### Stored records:
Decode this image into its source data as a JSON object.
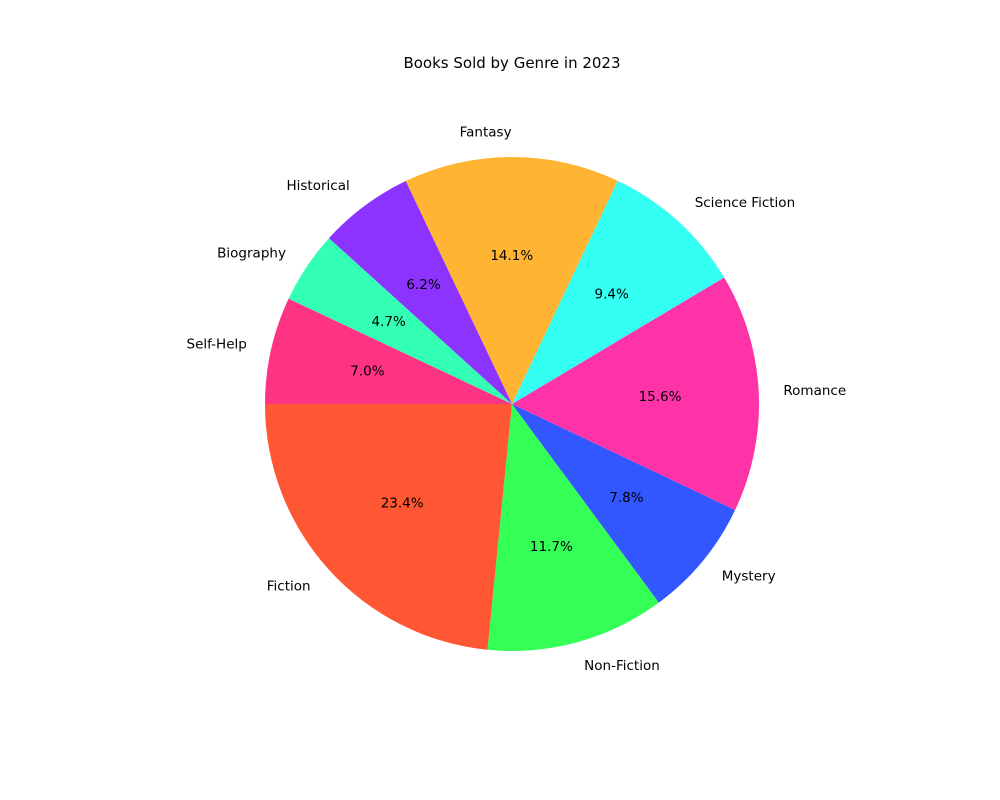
{
  "chart_data": {
    "type": "pie",
    "title": "Books Sold by Genre in 2023",
    "start_angle_deg": 180,
    "direction": "counterclockwise",
    "slices": [
      {
        "label": "Fiction",
        "value": 23.4,
        "pct_label": "23.4%",
        "color": "#FF5733"
      },
      {
        "label": "Non-Fiction",
        "value": 11.7,
        "pct_label": "11.7%",
        "color": "#33FF57"
      },
      {
        "label": "Mystery",
        "value": 7.8,
        "pct_label": "7.8%",
        "color": "#3357FF"
      },
      {
        "label": "Romance",
        "value": 15.6,
        "pct_label": "15.6%",
        "color": "#FF33A8"
      },
      {
        "label": "Science Fiction",
        "value": 9.4,
        "pct_label": "9.4%",
        "color": "#33FFF3"
      },
      {
        "label": "Fantasy",
        "value": 14.1,
        "pct_label": "14.1%",
        "color": "#FFB533"
      },
      {
        "label": "Historical",
        "value": 6.2,
        "pct_label": "6.2%",
        "color": "#8D33FF"
      },
      {
        "label": "Biography",
        "value": 4.7,
        "pct_label": "4.7%",
        "color": "#33FFB5"
      },
      {
        "label": "Self-Help",
        "value": 7.0,
        "pct_label": "7.0%",
        "color": "#FF3383"
      }
    ]
  }
}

### Given problem:
Exclude the pictures. Write out the remaining data exactly.

### Task answer:
Decode this image into its source data as a JSON object.
{
  "chart_data": {
    "type": "pie",
    "title": "Books Sold by Genre in 2023",
    "start_angle_deg": 180,
    "direction": "counterclockwise",
    "slices": [
      {
        "label": "Fiction",
        "value": 23.4,
        "pct_label": "23.4%",
        "color": "#FF5733"
      },
      {
        "label": "Non-Fiction",
        "value": 11.7,
        "pct_label": "11.7%",
        "color": "#33FF57"
      },
      {
        "label": "Mystery",
        "value": 7.8,
        "pct_label": "7.8%",
        "color": "#3357FF"
      },
      {
        "label": "Romance",
        "value": 15.6,
        "pct_label": "15.6%",
        "color": "#FF33A8"
      },
      {
        "label": "Science Fiction",
        "value": 9.4,
        "pct_label": "9.4%",
        "color": "#33FFF3"
      },
      {
        "label": "Fantasy",
        "value": 14.1,
        "pct_label": "14.1%",
        "color": "#FFB533"
      },
      {
        "label": "Historical",
        "value": 6.2,
        "pct_label": "6.2%",
        "color": "#8D33FF"
      },
      {
        "label": "Biography",
        "value": 4.7,
        "pct_label": "4.7%",
        "color": "#33FFB5"
      },
      {
        "label": "Self-Help",
        "value": 7.0,
        "pct_label": "7.0%",
        "color": "#FF3383"
      }
    ]
  }
}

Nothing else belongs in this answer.